> **SHORT TASK**
Reproduce the records that follow in full, excluding any picture they contain.

> **MATERIAL FOR THE TASK**

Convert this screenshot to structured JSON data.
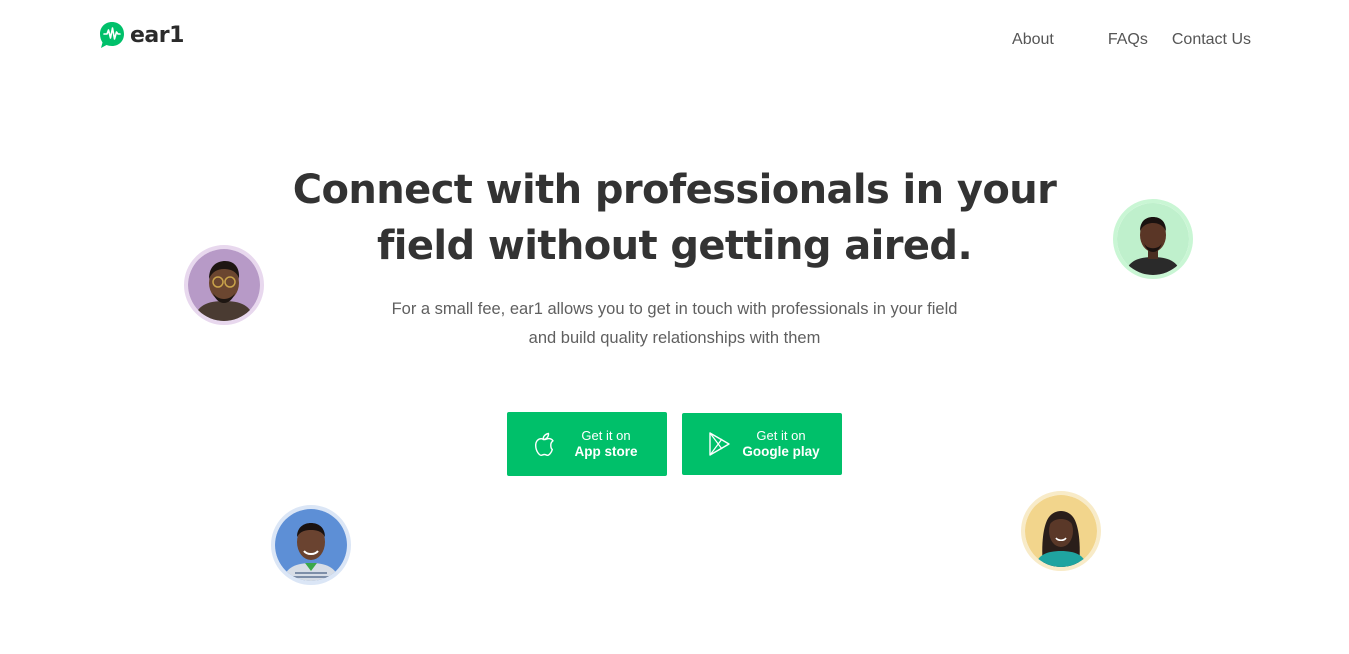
{
  "brand": {
    "name": "ear1",
    "icon": "speech-bubble-waveform-icon",
    "color": "#00c06a"
  },
  "nav": {
    "items": [
      "About",
      "FAQs",
      "Contact Us"
    ]
  },
  "hero": {
    "title_lines": [
      "Connect with professionals in your",
      "field without getting aired."
    ],
    "subtitle_lines": [
      "For a small fee, ear1 allows you to get in touch with professionals in your field",
      "and build quality relationships with them"
    ]
  },
  "downloads": {
    "app_store": {
      "top": "Get it on",
      "bottom": "App store",
      "icon": "apple-icon"
    },
    "google_play": {
      "top": "Get it on",
      "bottom": "Google play",
      "icon": "play-store-icon"
    },
    "button_color": "#00c06a"
  },
  "avatars": [
    {
      "name": "avatar-man-glasses",
      "ring": "#e8d8ee",
      "bg": "#b79ac7"
    },
    {
      "name": "avatar-man-green",
      "ring": "#c9f6d4",
      "bg": "#bff0cc"
    },
    {
      "name": "avatar-man-blue",
      "ring": "#dbe6f6",
      "bg": "#5d8fd6"
    },
    {
      "name": "avatar-woman-yellow",
      "ring": "#f8ebc8",
      "bg": "#f2d58c"
    }
  ]
}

> **THE RESPONSE**
Convert this screenshot to structured JSON data.
{
  "brand": {
    "name": "ear1",
    "icon": "speech-bubble-waveform-icon",
    "color": "#00c06a"
  },
  "nav": {
    "items": [
      "About",
      "FAQs",
      "Contact Us"
    ]
  },
  "hero": {
    "title_lines": [
      "Connect with professionals in your",
      "field without getting aired."
    ],
    "subtitle_lines": [
      "For a small fee, ear1 allows you to get in touch with professionals in your field",
      "and build quality relationships with them"
    ]
  },
  "downloads": {
    "app_store": {
      "top": "Get it on",
      "bottom": "App store",
      "icon": "apple-icon"
    },
    "google_play": {
      "top": "Get it on",
      "bottom": "Google play",
      "icon": "play-store-icon"
    },
    "button_color": "#00c06a"
  },
  "avatars": [
    {
      "name": "avatar-man-glasses",
      "ring": "#e8d8ee",
      "bg": "#b79ac7"
    },
    {
      "name": "avatar-man-green",
      "ring": "#c9f6d4",
      "bg": "#bff0cc"
    },
    {
      "name": "avatar-man-blue",
      "ring": "#dbe6f6",
      "bg": "#5d8fd6"
    },
    {
      "name": "avatar-woman-yellow",
      "ring": "#f8ebc8",
      "bg": "#f2d58c"
    }
  ]
}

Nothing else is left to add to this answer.